* Work to be completed *
Pick out each line with the word "听力理解" from the material that follows.

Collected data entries
==================================================
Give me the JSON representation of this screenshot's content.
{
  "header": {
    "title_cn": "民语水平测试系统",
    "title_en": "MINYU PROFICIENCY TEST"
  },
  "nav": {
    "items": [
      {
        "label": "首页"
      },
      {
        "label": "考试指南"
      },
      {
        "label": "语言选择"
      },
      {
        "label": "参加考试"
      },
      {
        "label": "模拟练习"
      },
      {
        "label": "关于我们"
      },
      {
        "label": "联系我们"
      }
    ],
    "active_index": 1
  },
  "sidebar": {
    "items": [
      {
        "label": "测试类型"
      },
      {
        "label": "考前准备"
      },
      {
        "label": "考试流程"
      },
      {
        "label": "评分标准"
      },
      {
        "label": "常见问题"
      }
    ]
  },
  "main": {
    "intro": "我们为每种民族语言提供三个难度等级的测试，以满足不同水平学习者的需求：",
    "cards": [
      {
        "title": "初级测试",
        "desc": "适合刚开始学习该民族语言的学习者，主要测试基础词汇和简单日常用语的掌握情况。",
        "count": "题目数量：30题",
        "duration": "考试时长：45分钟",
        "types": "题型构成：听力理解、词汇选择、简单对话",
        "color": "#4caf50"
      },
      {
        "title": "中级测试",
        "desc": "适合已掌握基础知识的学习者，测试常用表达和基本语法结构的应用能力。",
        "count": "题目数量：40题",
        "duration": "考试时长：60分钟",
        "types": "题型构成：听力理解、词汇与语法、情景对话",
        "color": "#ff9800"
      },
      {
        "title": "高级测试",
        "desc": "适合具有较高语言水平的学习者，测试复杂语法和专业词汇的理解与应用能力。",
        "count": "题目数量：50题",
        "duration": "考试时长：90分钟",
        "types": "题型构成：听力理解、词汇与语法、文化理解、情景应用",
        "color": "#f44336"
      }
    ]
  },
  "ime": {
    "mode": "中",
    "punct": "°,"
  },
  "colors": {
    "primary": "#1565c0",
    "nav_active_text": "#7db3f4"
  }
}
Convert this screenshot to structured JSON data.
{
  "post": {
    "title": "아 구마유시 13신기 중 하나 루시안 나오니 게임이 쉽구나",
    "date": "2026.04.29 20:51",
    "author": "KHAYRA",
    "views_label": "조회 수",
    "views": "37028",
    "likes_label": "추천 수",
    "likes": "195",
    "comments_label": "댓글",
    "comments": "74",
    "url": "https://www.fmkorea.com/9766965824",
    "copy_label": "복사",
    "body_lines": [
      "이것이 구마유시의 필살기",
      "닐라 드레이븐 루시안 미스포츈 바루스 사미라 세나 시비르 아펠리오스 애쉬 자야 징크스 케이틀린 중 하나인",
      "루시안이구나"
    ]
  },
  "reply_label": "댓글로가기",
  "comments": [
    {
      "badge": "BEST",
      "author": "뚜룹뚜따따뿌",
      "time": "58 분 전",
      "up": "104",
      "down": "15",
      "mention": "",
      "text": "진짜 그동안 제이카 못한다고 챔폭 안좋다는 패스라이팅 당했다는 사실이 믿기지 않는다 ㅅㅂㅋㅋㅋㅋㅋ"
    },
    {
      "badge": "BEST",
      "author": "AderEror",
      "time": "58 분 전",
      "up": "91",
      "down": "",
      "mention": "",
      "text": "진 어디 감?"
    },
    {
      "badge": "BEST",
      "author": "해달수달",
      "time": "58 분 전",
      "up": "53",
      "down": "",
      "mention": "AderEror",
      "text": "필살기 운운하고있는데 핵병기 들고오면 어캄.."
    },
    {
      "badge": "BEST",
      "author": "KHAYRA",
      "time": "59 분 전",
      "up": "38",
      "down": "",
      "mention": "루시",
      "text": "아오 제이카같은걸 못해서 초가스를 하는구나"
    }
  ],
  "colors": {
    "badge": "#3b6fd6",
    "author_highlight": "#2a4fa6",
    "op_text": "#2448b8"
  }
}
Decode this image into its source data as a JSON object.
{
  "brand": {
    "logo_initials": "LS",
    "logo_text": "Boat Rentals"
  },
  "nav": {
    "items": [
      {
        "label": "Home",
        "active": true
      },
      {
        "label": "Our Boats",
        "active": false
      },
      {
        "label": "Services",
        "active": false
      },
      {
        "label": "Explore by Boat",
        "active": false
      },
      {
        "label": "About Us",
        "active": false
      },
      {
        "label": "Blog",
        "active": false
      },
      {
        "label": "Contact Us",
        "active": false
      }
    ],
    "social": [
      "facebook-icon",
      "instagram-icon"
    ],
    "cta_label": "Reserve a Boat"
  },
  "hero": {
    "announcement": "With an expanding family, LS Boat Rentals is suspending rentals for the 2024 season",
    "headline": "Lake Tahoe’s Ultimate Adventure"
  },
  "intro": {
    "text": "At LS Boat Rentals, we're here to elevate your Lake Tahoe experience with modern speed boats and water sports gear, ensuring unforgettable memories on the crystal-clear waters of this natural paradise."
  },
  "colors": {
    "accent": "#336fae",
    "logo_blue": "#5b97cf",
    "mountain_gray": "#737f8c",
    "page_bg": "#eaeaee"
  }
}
==================================================
* Response *
        "types": "题型构成：听力理解、词汇选择、简单对话",
        "types": "题型构成：听力理解、词汇与语法、情景对话",
        "types": "题型构成：听力理解、词汇与语法、文化理解、情景应用",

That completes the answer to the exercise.